WHAT NEEDS TO BE DONE: Check each line of the records below for the string "zwieraczy", then state how many lines contain it, with no other output.

PROVIDED MATERIAL:
□ □ □ □ □ □ □
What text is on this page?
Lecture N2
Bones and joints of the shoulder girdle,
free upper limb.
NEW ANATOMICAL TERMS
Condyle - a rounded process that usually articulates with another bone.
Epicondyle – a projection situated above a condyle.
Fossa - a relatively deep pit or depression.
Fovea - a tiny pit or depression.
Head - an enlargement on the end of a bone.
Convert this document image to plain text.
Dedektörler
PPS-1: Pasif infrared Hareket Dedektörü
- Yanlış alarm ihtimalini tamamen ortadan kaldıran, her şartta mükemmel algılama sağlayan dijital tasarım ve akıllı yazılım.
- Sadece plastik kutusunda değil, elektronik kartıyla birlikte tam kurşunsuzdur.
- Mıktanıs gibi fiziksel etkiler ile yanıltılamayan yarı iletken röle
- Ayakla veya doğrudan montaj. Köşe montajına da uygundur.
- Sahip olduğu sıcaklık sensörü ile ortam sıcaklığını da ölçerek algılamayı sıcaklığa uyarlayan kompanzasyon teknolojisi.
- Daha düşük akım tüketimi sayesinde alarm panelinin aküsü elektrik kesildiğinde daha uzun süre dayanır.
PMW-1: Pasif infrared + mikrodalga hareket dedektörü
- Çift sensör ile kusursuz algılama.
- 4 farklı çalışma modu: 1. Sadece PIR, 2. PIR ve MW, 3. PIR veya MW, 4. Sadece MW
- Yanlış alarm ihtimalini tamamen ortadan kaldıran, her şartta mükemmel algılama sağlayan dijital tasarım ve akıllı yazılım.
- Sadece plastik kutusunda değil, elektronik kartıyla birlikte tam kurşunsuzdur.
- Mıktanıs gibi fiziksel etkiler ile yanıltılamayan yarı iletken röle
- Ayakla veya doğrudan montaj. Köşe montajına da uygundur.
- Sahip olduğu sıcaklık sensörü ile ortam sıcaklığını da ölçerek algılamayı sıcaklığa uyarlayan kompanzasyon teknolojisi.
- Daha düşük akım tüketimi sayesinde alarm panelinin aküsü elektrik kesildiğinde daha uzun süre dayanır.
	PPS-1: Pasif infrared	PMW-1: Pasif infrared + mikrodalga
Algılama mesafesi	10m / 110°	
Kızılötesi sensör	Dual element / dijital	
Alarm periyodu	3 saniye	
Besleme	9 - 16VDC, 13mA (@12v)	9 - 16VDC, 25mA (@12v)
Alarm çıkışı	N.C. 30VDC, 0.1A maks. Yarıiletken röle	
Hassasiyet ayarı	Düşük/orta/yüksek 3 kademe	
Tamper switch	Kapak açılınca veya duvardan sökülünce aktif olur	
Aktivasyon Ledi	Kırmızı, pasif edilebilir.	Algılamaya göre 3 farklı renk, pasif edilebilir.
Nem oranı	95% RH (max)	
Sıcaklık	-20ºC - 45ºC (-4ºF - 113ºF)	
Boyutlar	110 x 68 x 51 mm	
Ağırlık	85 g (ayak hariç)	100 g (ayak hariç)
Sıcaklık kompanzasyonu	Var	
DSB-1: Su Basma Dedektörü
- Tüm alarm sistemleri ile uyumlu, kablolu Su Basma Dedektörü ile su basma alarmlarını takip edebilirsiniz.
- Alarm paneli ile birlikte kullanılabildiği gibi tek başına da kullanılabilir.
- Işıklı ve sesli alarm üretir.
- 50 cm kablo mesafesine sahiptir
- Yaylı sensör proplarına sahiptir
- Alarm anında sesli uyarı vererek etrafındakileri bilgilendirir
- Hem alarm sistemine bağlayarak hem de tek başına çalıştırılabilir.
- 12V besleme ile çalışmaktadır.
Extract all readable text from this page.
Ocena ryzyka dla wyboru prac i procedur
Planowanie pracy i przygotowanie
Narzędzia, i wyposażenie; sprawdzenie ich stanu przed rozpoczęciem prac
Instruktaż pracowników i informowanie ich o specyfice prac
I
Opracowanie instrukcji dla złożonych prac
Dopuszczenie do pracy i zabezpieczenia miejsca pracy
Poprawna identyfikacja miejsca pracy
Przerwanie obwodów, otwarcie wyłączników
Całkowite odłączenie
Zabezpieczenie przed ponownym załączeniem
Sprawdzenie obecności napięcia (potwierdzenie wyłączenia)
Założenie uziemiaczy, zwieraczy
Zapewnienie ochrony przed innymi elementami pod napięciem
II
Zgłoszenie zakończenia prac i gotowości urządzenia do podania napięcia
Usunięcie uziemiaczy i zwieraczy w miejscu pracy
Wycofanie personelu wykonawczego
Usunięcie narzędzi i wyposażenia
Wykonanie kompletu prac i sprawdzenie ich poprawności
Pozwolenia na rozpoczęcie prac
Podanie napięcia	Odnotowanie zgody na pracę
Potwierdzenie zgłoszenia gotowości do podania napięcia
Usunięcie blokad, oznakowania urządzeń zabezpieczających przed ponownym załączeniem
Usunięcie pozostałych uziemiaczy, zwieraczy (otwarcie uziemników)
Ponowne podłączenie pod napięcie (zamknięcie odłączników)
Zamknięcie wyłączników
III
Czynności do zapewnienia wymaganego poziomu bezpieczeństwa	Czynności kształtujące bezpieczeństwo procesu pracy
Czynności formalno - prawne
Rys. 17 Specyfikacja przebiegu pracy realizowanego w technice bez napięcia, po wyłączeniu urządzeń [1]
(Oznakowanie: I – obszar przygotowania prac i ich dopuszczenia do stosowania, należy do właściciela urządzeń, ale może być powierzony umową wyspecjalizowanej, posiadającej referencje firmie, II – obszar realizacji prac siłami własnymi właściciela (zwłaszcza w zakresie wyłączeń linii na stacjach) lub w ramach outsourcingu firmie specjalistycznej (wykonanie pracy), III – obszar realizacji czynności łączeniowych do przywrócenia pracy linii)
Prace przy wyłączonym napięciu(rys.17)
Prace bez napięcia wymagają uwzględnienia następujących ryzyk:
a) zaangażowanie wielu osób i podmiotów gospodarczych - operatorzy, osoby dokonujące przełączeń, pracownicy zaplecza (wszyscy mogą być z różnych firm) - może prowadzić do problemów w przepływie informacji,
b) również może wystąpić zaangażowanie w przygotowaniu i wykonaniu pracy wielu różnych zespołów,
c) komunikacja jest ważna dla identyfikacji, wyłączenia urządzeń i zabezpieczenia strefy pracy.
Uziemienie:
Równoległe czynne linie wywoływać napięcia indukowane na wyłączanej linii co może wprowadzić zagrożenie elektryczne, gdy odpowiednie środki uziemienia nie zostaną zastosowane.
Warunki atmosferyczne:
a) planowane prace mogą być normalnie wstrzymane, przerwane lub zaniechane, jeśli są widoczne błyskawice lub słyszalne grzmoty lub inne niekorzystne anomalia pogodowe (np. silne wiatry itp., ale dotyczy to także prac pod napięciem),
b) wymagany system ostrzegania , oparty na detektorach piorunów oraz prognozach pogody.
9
□ □ □ □ □ □ □
ANSWER FOR THE TASK: 3